Wherever "image" appears in a line, list that line.

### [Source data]
# # # # # # #

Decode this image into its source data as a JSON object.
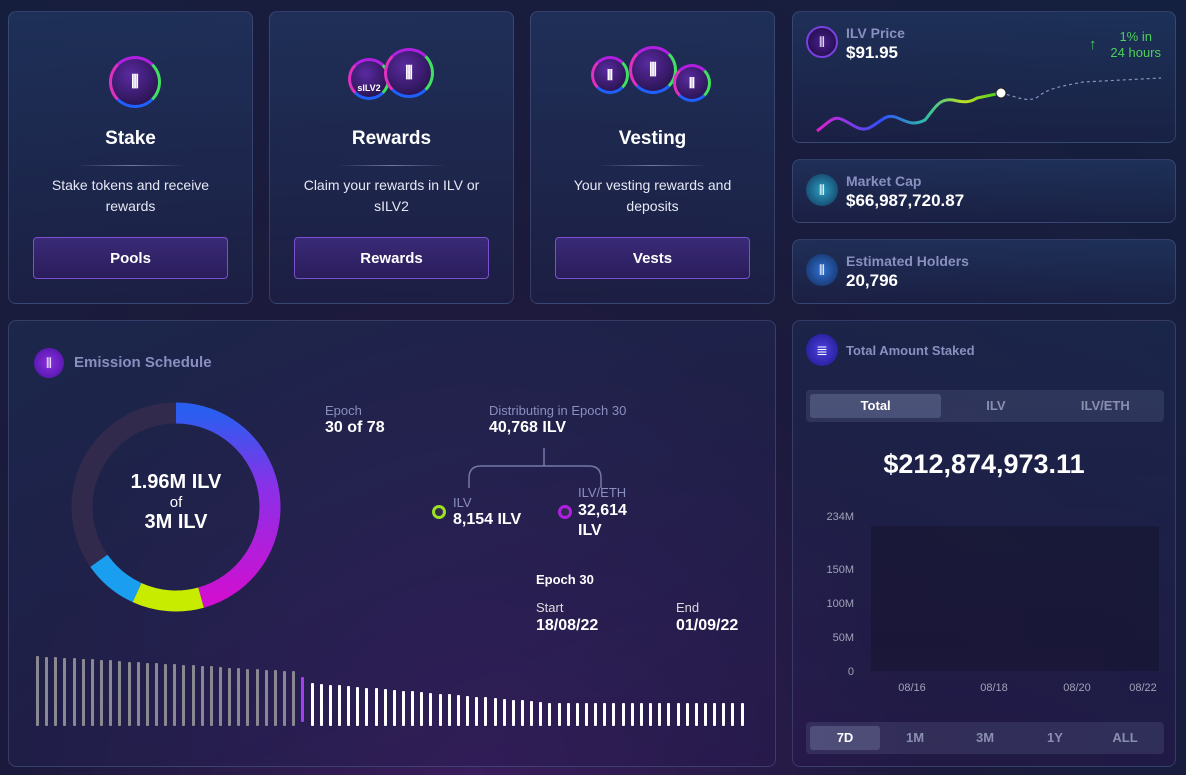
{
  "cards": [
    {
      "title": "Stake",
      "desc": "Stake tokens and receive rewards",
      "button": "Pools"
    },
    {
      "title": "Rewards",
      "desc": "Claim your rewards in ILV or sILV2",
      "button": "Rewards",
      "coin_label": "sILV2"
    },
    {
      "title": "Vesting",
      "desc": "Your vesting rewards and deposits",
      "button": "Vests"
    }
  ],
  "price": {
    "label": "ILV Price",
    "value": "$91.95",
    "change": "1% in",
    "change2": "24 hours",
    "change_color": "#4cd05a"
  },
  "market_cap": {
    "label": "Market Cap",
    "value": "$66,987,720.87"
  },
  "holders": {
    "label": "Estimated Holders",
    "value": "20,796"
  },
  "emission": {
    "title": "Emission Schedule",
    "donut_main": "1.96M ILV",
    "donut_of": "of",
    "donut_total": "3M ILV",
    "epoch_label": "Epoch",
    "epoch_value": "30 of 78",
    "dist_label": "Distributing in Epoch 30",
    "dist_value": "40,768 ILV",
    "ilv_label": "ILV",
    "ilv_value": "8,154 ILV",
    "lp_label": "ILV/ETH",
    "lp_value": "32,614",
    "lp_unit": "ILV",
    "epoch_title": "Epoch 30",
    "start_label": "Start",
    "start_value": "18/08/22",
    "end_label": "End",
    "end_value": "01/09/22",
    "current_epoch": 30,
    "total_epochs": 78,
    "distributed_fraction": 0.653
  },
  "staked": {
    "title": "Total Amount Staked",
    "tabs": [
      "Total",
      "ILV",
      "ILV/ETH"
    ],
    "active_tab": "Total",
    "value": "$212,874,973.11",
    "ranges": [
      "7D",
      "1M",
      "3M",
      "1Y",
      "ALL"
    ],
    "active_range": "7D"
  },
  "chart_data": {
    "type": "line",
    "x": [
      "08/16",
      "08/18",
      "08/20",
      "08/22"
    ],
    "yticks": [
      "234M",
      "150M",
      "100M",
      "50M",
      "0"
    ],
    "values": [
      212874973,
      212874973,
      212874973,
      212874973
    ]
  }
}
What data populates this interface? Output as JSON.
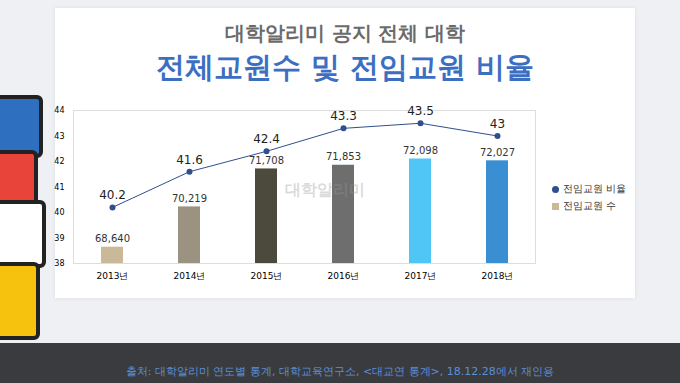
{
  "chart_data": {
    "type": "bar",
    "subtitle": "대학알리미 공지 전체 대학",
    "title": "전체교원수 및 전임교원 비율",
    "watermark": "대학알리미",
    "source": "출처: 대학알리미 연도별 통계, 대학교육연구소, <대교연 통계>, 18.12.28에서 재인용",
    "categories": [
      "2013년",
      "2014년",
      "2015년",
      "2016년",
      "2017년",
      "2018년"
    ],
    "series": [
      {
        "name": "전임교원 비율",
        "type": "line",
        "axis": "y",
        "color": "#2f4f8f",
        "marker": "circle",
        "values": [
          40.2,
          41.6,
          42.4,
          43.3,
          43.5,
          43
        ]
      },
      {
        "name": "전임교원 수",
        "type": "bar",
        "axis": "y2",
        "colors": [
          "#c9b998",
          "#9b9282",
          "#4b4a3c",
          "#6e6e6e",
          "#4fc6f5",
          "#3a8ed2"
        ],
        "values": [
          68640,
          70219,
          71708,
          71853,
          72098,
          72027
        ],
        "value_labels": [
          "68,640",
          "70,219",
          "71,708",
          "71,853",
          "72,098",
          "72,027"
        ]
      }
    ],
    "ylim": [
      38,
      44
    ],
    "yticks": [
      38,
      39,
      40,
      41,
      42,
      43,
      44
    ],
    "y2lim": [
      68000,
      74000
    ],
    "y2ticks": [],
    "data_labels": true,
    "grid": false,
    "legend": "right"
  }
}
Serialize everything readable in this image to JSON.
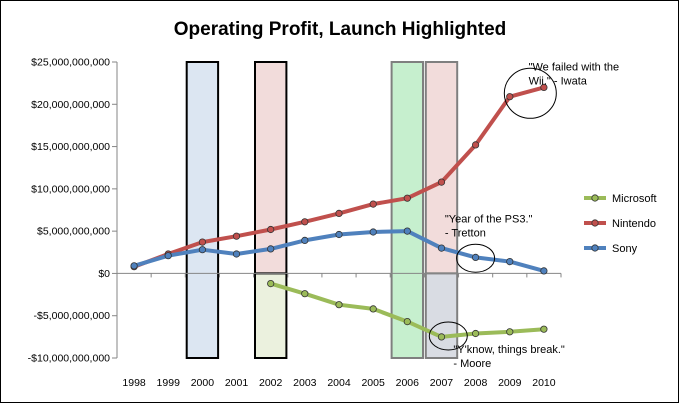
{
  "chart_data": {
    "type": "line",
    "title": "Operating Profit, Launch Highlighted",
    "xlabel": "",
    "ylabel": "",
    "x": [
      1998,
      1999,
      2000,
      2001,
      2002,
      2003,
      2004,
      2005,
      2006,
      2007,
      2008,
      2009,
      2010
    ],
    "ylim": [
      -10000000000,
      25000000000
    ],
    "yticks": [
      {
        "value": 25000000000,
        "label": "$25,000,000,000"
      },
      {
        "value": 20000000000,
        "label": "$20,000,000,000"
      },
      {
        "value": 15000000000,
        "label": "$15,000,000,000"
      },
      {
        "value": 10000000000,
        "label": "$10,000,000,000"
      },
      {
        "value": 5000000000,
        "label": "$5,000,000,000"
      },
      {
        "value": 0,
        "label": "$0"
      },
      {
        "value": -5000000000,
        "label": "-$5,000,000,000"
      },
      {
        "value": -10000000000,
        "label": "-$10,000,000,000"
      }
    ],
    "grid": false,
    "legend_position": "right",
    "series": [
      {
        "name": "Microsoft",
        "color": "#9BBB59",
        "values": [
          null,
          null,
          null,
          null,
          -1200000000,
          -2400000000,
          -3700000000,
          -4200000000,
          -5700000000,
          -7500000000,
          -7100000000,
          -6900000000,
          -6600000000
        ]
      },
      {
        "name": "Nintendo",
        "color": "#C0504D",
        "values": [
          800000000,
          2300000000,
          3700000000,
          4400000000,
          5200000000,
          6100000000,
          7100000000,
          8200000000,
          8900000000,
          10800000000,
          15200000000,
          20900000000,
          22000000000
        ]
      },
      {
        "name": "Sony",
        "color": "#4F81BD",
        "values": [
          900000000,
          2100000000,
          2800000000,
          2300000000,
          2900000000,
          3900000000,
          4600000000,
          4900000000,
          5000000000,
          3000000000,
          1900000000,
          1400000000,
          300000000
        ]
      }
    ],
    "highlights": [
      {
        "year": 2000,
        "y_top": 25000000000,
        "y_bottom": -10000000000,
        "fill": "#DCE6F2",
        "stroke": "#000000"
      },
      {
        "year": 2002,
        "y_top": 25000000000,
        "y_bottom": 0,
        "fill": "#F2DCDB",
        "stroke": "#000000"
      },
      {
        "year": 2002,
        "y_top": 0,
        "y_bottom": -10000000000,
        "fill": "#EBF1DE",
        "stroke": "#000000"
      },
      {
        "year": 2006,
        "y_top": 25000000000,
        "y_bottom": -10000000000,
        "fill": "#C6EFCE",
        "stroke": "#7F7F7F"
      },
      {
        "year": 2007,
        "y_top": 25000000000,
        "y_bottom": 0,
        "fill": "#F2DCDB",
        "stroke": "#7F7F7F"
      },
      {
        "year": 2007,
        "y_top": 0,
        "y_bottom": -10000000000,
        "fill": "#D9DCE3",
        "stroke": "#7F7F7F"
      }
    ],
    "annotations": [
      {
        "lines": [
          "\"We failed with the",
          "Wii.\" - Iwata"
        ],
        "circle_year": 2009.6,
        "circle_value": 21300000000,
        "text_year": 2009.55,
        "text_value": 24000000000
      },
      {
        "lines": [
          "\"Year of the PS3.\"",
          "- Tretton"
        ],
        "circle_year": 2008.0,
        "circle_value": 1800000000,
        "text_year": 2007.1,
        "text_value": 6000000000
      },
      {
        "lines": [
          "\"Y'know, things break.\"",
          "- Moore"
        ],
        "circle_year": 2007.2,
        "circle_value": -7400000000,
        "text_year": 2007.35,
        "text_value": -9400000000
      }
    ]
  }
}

# # # # # # #

### [FINISHED ANSWER]
Decode this image into its source data as a JSON object.
Serialize everything readable in this image to JSON.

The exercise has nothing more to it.